*Written instruction*. Go through the entries below and collect each line with the string "text" in it.

##########

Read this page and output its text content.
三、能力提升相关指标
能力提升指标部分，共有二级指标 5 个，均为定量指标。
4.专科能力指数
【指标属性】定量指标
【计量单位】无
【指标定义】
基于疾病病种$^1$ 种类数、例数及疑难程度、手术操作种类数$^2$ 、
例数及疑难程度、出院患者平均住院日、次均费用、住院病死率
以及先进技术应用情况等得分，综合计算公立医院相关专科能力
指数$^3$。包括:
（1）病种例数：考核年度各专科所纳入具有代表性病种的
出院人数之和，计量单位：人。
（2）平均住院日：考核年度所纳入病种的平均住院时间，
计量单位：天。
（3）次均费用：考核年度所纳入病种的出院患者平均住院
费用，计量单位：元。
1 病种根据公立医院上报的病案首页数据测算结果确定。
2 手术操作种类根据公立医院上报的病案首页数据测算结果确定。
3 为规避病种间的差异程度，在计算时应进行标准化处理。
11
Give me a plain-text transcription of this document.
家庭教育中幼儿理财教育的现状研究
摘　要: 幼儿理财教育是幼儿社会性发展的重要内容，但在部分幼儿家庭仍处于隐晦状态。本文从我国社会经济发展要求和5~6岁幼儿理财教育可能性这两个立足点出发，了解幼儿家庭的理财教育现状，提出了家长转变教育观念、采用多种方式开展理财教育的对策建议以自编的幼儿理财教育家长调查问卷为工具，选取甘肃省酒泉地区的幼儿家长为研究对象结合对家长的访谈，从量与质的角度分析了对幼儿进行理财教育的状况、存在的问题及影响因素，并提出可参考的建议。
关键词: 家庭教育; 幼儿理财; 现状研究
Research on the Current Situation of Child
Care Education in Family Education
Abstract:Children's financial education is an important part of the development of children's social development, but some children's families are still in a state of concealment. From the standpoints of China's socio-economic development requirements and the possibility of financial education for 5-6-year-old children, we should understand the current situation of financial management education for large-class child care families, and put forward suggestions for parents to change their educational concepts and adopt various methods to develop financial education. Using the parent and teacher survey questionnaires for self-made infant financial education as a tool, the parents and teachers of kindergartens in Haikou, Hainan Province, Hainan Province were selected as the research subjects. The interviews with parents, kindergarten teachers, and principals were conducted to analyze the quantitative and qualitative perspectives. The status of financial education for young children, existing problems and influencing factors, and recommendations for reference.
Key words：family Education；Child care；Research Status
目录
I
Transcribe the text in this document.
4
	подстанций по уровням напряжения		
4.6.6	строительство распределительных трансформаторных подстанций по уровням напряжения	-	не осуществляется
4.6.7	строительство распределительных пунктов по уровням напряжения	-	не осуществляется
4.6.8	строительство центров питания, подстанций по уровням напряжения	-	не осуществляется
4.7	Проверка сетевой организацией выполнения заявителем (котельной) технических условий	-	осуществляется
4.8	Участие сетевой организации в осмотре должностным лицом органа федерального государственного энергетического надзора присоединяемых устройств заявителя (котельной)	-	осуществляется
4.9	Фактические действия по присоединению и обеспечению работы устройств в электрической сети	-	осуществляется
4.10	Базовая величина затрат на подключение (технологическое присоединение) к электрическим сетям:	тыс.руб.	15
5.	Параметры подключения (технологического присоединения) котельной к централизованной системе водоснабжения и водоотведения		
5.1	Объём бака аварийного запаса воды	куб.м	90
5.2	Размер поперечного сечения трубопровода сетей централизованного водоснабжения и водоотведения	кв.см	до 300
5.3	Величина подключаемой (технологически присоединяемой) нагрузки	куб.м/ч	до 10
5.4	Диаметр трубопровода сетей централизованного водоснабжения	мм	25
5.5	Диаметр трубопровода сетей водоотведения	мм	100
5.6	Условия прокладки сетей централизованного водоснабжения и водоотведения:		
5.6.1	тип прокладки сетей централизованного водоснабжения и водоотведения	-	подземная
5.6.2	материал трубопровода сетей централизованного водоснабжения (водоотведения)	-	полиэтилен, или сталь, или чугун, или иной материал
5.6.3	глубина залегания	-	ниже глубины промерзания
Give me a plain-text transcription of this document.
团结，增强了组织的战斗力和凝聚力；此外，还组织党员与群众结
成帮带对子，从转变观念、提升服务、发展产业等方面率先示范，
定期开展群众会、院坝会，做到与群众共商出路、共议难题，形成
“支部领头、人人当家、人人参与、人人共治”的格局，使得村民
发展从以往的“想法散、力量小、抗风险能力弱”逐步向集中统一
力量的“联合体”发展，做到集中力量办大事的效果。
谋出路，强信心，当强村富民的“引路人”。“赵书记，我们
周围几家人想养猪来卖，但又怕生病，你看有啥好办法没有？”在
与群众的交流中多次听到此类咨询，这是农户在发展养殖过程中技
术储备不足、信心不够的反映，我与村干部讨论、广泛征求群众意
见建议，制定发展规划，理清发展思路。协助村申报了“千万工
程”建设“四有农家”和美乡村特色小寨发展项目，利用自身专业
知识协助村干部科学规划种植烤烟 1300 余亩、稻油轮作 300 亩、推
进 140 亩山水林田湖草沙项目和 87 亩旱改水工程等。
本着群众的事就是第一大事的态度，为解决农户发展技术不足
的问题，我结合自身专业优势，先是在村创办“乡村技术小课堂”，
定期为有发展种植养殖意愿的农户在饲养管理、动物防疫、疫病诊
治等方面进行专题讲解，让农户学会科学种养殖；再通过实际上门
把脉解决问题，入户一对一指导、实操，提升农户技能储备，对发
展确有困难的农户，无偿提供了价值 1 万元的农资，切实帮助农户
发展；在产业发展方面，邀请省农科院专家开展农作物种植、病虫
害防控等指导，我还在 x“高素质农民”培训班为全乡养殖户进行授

##########

*The solution*.
Read this page and output its text content.
Give me a plain-text transcription of this document.
Transcribe the text in this document.
Give me a plain-text transcription of this document.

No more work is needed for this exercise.